:: Written problem ::
Select all lines in the records that include "wavelength".

[start]

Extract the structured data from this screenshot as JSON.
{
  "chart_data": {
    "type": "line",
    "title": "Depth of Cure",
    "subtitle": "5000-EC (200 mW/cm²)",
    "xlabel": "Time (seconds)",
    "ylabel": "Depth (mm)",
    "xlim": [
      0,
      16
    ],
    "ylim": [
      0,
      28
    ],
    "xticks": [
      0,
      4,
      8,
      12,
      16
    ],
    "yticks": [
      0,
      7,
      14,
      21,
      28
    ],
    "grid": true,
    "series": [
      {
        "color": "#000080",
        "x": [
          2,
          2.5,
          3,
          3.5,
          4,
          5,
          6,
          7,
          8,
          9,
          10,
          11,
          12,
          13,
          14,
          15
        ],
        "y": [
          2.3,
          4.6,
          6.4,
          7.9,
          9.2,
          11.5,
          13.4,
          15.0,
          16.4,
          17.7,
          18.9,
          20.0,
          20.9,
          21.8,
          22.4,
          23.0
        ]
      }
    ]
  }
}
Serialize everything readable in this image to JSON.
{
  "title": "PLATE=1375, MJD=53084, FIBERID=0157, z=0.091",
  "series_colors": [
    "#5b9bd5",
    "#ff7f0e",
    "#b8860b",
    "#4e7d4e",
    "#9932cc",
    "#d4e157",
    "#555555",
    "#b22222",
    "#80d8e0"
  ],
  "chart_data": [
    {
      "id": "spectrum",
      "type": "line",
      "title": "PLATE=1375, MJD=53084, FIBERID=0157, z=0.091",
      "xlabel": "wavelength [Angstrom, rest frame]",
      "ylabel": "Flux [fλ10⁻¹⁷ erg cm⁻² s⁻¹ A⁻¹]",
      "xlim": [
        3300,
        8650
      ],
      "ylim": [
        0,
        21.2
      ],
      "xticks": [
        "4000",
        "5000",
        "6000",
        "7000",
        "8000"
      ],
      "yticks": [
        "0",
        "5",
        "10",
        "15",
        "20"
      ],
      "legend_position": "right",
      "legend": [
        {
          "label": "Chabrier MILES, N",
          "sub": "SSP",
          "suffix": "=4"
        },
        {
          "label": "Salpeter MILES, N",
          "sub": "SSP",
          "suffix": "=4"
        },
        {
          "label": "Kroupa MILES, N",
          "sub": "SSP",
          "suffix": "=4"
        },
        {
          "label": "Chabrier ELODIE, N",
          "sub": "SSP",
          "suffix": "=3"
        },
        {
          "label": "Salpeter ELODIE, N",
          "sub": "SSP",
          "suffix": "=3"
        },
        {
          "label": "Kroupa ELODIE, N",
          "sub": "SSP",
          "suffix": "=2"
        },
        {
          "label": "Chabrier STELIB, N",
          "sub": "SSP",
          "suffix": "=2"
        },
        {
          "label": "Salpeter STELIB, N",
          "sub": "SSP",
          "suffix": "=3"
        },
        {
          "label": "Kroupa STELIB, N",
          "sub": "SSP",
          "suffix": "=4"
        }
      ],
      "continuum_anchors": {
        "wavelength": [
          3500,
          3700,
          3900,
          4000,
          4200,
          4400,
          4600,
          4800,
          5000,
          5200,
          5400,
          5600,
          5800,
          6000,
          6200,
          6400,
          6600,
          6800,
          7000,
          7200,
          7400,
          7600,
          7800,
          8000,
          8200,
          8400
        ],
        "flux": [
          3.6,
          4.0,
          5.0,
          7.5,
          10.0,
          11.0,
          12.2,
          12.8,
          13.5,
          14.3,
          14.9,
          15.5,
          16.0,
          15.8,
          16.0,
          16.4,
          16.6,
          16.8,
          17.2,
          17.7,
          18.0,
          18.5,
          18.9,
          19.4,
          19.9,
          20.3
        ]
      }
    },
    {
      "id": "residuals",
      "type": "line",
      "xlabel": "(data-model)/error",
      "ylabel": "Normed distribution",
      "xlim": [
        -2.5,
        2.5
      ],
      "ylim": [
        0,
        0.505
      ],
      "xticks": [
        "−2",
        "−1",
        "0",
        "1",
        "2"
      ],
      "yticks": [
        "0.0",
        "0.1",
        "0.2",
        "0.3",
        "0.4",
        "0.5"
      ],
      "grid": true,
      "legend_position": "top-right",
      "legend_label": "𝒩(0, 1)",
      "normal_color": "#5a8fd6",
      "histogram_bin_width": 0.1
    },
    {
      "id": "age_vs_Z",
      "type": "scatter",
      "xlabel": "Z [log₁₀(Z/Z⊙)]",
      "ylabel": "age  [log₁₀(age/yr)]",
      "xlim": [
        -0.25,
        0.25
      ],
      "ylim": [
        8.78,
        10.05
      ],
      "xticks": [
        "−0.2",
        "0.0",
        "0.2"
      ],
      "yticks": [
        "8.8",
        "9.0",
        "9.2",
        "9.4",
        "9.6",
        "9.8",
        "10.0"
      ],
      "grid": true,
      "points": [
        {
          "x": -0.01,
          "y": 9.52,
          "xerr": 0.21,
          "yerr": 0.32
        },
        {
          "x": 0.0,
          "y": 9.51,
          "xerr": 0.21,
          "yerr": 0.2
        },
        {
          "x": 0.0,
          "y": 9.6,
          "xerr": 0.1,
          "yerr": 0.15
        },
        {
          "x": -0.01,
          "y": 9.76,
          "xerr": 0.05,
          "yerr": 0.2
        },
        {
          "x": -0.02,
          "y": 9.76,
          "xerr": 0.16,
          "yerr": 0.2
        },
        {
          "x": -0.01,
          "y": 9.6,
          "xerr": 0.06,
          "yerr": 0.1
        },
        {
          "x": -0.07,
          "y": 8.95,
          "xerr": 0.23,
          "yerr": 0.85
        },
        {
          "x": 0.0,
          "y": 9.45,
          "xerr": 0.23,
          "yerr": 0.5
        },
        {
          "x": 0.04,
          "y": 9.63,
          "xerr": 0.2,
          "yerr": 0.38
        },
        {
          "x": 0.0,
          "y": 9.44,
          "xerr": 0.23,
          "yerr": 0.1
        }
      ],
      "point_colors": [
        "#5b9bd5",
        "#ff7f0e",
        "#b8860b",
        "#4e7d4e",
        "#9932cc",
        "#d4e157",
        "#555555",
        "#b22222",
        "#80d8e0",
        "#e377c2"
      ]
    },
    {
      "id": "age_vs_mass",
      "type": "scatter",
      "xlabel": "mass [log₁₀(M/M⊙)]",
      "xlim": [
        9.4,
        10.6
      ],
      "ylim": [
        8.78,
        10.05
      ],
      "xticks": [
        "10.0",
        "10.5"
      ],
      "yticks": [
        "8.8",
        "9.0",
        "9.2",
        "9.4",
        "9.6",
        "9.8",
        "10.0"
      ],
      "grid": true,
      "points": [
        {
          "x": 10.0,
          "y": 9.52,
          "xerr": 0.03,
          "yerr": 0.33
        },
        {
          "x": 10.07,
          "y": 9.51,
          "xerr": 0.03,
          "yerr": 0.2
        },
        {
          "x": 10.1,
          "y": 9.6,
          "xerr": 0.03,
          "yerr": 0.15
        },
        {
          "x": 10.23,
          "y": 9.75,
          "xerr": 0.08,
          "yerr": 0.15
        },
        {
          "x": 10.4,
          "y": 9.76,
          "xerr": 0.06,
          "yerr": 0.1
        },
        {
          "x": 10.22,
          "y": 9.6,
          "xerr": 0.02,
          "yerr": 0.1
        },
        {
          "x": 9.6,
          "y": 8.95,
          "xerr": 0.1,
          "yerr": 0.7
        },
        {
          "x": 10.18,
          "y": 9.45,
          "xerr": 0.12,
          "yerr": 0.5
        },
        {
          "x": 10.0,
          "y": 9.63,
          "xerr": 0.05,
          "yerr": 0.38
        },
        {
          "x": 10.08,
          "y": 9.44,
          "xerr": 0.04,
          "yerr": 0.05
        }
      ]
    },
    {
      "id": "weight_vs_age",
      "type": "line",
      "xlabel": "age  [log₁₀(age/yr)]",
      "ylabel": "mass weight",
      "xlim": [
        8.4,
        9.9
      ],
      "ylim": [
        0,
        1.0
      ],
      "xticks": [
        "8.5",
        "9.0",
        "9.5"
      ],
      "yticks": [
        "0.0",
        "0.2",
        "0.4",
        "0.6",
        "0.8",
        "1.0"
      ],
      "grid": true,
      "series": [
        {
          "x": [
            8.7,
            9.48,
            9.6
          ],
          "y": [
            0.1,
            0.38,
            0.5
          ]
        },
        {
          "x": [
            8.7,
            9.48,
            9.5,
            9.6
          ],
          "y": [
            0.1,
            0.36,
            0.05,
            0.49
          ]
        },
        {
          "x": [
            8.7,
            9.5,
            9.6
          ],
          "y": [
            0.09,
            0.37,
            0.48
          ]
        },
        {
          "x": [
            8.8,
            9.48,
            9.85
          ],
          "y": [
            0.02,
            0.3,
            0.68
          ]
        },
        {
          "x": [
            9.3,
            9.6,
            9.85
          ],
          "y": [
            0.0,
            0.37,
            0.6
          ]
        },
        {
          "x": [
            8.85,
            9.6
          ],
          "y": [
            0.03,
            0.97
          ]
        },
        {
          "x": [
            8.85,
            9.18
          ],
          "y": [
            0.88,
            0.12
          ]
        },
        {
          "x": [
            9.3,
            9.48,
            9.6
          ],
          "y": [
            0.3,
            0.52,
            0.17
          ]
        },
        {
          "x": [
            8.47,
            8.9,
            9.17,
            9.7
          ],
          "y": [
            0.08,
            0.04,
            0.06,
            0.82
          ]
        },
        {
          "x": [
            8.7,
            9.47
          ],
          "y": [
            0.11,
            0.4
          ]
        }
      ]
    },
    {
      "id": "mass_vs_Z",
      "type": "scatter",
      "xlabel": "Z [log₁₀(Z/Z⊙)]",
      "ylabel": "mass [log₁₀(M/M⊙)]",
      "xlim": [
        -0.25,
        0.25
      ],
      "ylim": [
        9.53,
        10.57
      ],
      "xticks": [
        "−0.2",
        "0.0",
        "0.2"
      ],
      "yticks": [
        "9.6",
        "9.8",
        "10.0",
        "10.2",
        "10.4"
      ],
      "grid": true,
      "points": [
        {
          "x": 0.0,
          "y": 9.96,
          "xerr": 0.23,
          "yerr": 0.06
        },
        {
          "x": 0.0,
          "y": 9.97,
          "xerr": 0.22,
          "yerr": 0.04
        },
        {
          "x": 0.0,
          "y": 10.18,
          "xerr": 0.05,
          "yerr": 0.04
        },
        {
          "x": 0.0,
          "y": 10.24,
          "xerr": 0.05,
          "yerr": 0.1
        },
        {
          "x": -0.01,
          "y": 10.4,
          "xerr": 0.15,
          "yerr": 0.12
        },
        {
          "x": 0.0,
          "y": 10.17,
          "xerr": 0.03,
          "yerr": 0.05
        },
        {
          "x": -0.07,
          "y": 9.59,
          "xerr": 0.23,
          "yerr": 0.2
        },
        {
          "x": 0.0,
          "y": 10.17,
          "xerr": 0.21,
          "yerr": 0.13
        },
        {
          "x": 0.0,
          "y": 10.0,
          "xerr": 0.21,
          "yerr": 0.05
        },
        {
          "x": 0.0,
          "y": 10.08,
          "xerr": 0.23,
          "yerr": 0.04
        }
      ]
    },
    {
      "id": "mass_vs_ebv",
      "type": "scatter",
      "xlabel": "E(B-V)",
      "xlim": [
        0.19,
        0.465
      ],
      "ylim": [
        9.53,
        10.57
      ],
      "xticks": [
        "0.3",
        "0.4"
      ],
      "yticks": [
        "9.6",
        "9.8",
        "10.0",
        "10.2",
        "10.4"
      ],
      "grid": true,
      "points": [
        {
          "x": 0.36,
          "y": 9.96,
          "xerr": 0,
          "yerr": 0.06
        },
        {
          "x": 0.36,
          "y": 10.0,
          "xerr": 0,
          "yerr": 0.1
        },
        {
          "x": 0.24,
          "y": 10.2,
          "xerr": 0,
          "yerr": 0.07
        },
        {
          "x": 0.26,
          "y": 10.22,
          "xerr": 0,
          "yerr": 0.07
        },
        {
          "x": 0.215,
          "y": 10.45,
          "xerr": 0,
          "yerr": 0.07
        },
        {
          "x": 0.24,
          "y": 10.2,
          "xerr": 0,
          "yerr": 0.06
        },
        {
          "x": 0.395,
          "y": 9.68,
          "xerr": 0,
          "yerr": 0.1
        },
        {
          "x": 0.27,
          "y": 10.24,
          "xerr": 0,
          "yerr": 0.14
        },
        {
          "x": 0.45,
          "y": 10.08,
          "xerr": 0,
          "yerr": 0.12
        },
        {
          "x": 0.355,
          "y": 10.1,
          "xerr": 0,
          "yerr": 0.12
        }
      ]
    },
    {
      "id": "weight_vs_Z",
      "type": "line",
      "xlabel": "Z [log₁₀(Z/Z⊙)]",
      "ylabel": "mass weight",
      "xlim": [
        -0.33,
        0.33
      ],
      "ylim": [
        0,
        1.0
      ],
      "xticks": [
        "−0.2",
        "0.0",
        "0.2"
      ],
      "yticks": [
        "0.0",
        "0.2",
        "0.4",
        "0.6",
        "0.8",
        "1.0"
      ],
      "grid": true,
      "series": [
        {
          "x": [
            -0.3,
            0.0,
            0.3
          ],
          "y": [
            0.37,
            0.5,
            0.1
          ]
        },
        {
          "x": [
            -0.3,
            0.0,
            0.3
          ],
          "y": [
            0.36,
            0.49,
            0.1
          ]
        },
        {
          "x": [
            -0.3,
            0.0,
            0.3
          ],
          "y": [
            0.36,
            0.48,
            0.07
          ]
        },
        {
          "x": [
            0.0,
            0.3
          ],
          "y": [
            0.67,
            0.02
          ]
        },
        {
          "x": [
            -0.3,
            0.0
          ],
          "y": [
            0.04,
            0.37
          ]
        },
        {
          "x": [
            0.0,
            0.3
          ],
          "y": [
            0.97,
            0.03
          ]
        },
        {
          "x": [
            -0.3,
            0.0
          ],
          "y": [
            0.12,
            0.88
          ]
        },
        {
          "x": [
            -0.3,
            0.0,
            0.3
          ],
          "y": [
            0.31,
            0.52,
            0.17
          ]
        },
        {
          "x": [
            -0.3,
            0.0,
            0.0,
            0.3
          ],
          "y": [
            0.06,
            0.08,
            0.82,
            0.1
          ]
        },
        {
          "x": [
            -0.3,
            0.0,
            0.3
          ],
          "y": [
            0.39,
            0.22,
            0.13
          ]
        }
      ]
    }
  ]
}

[end]

:: Answer for this exercise ::
      "xlabel": "wavelength [Angstrom, rest frame]",
        "wavelength": [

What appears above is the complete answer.